## TASK REQUIREMENTS
Lift out all lines below that contain "terhadap".
□ □ □
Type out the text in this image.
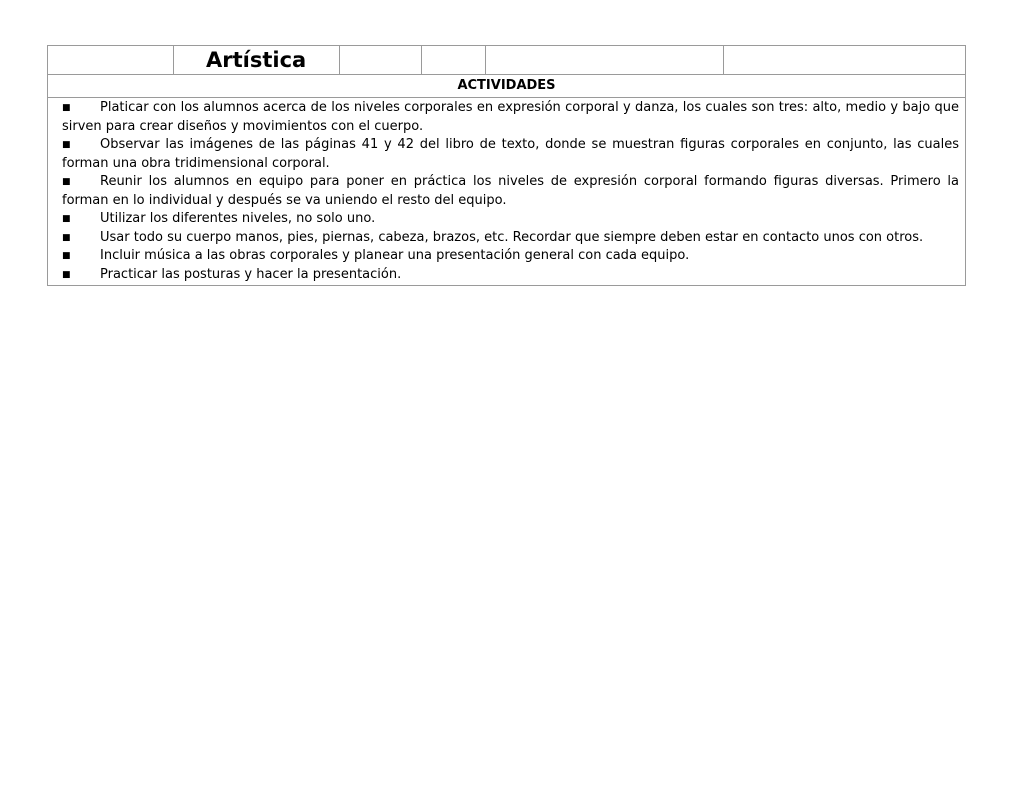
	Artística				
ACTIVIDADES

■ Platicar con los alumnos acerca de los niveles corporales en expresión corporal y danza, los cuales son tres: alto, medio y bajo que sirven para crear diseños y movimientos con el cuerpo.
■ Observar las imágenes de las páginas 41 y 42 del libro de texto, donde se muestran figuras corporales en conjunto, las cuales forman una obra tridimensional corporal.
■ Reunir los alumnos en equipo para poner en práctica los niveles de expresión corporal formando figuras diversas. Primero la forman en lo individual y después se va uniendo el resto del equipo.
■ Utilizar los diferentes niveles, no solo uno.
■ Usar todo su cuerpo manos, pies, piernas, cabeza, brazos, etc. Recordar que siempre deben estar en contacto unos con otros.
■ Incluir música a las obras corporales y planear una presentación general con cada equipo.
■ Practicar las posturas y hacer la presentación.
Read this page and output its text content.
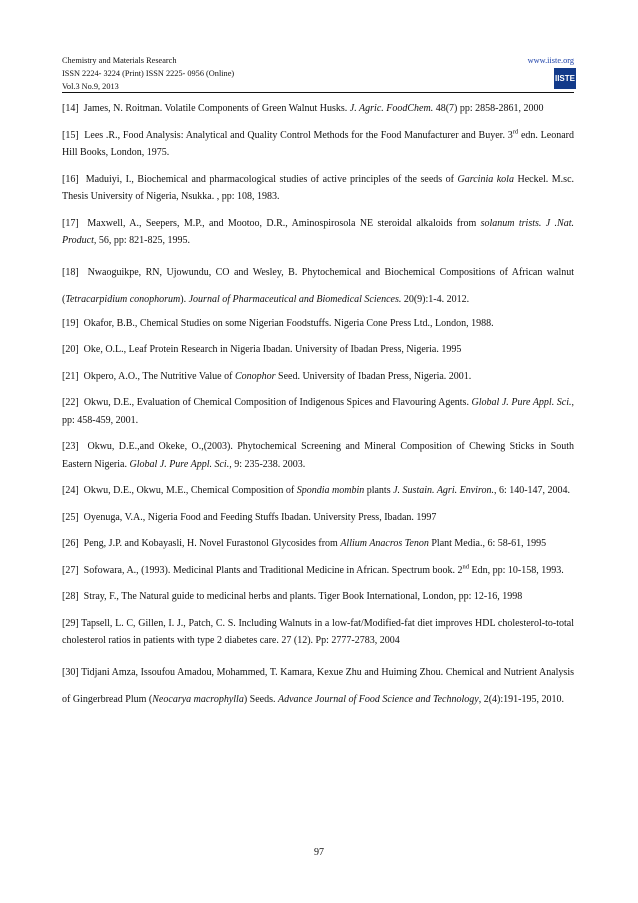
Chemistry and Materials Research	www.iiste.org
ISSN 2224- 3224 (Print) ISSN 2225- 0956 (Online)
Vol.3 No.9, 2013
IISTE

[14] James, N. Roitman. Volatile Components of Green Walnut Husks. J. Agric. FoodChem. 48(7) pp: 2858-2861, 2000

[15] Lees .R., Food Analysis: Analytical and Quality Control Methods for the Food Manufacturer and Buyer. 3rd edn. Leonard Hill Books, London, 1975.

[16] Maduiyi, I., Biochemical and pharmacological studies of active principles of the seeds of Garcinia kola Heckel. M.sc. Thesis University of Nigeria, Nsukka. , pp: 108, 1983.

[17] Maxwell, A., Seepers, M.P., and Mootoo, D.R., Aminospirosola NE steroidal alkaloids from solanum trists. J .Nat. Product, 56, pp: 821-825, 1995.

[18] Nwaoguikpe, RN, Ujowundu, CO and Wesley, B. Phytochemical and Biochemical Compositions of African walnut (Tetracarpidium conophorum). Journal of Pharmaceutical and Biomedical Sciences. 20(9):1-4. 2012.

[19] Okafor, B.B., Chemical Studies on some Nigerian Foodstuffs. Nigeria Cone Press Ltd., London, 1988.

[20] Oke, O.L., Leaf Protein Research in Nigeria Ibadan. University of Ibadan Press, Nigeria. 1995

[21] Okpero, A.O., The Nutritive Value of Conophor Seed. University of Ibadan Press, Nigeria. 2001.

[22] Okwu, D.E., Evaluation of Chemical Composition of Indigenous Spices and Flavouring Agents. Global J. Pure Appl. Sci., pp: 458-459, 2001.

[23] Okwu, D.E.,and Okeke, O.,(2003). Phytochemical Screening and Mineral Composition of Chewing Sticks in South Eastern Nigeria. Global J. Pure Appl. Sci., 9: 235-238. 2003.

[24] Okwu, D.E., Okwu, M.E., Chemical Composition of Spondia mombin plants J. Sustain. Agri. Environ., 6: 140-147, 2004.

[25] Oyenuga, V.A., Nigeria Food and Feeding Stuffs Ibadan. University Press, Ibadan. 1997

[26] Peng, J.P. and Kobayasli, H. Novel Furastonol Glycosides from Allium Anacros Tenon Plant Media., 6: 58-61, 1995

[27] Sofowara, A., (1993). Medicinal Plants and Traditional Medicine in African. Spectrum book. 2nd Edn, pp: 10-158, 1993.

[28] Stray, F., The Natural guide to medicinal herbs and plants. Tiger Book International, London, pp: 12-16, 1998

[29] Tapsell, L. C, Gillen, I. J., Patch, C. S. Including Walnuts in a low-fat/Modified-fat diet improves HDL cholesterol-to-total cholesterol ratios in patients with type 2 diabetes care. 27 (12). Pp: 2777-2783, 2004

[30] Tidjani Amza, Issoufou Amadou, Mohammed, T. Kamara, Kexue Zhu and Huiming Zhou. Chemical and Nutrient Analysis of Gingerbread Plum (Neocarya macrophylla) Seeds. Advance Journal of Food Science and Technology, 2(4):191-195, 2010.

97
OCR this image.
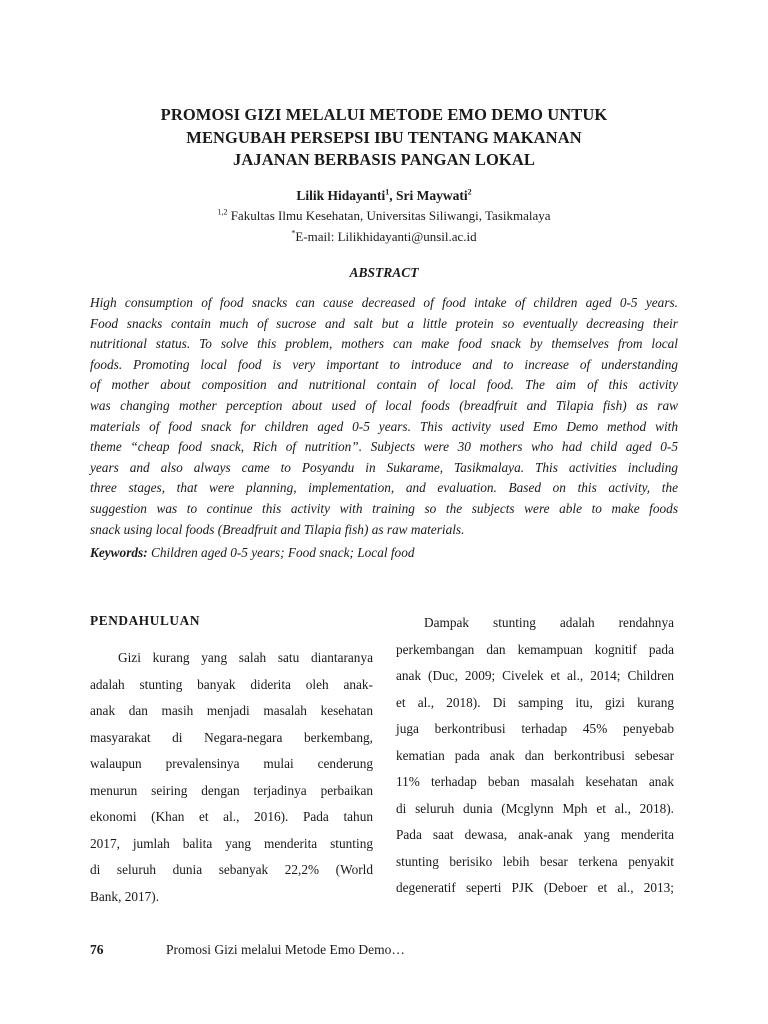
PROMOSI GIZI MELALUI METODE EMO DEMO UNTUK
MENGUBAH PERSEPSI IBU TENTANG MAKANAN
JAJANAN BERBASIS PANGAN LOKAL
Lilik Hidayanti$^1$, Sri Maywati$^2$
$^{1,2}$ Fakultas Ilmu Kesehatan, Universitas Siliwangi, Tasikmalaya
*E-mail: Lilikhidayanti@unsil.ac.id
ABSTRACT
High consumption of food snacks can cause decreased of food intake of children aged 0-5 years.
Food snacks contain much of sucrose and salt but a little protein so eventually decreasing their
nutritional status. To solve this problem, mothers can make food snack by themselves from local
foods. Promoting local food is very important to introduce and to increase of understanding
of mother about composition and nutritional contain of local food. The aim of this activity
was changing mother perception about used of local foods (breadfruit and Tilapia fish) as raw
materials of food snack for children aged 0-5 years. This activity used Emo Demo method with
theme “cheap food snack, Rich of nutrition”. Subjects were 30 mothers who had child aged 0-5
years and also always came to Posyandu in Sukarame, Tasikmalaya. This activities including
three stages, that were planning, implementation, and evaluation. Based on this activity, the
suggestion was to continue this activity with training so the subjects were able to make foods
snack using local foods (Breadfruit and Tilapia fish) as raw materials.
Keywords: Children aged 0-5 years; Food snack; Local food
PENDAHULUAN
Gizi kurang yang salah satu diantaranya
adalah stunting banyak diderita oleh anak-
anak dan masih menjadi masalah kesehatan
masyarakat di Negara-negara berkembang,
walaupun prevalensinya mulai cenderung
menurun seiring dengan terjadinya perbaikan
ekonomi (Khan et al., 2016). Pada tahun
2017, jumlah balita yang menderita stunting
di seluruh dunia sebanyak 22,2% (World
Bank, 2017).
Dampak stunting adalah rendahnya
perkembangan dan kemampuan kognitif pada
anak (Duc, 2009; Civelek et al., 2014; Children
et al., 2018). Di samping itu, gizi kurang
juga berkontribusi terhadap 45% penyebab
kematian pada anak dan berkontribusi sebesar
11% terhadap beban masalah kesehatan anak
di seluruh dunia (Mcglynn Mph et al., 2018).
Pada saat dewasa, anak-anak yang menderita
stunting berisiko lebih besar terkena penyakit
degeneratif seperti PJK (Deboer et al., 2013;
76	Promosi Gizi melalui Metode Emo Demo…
□ □ □
## WRITTEN RESPONSE
juga berkontribusi terhadap 45% penyebab
11% terhadap beban masalah kesehatan anak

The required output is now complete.